WHAT IS ASKED: Write out the records that appear below, verbatim and complete, but without pictures.

Stored entries:

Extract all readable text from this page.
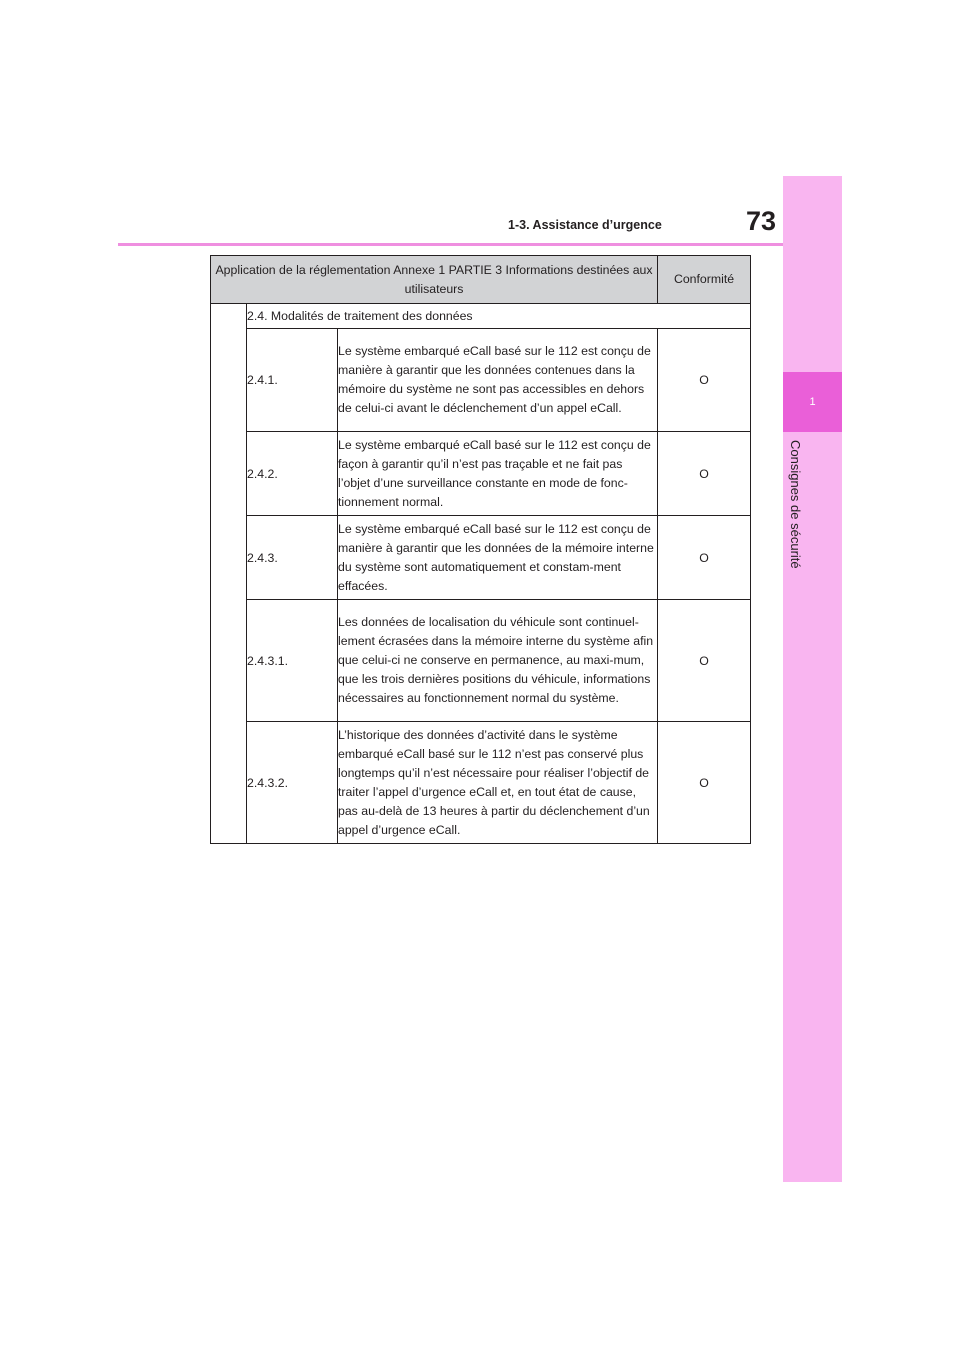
1
Consignes de sécurité
1-3. Assistance d’urgence	73
Application de la réglementation Annexe 1 PARTIE 3 Informations destinées aux utilisateurs			Conformité
	2.4. Modalités de traitement des données		
	2.4.1.	Le système embarqué eCall basé sur le 112 est conçu de manière à garantir que les données contenues dans la mémoire du système ne sont pas accessibles en dehors de celui-ci avant le déclenchement d’un appel eCall.	O
	2.4.2.	Le système embarqué eCall basé sur le 112 est conçu de façon à garantir qu’il n’est pas traçable et ne fait pas l’objet d’une surveillance constante en mode de fonc-tionnement normal.	O
	2.4.3.	Le système embarqué eCall basé sur le 112 est conçu de manière à garantir que les données de la mémoire interne du système sont automatiquement et constam-ment effacées.	O
	2.4.3.1.	Les données de localisation du véhicule sont continuel-lement écrasées dans la mémoire interne du système afin que celui-ci ne conserve en permanence, au maxi-mum, que les trois dernières positions du véhicule, informations nécessaires au fonctionnement normal du système.	O
	2.4.3.2.	L’historique des données d’activité dans le système embarqué eCall basé sur le 112 n’est pas conservé plus longtemps qu’il n’est nécessaire pour réaliser l’objectif de traiter l’appel d’urgence eCall et, en tout état de cause, pas au-delà de 13 heures à partir du déclenchement d’un appel d’urgence eCall.	O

RESPONSE BELOW:
Extract all readable text from this page.
1
Consignes de sécurité
1-3. Assistance d’urgence	73
Application de la réglementation Annexe 1 PARTIE 3 Informations destinées aux utilisateurs			Conformité
	2.4. Modalités de traitement des données		
	2.4.1.	Le système embarqué eCall basé sur le 112 est conçu de manière à garantir que les données contenues dans la mémoire du système ne sont pas accessibles en dehors de celui-ci avant le déclenchement d’un appel eCall.	O
	2.4.2.	Le système embarqué eCall basé sur le 112 est conçu de façon à garantir qu’il n’est pas traçable et ne fait pas l’objet d’une surveillance constante en mode de fonc-tionnement normal.	O
	2.4.3.	Le système embarqué eCall basé sur le 112 est conçu de manière à garantir que les données de la mémoire interne du système sont automatiquement et constam-ment effacées.	O
	2.4.3.1.	Les données de localisation du véhicule sont continuel-lement écrasées dans la mémoire interne du système afin que celui-ci ne conserve en permanence, au maxi-mum, que les trois dernières positions du véhicule, informations nécessaires au fonctionnement normal du système.	O
	2.4.3.2.	L’historique des données d’activité dans le système embarqué eCall basé sur le 112 n’est pas conservé plus longtemps qu’il n’est nécessaire pour réaliser l’objectif de traiter l’appel d’urgence eCall et, en tout état de cause, pas au-delà de 13 heures à partir du déclenchement d’un appel d’urgence eCall.	O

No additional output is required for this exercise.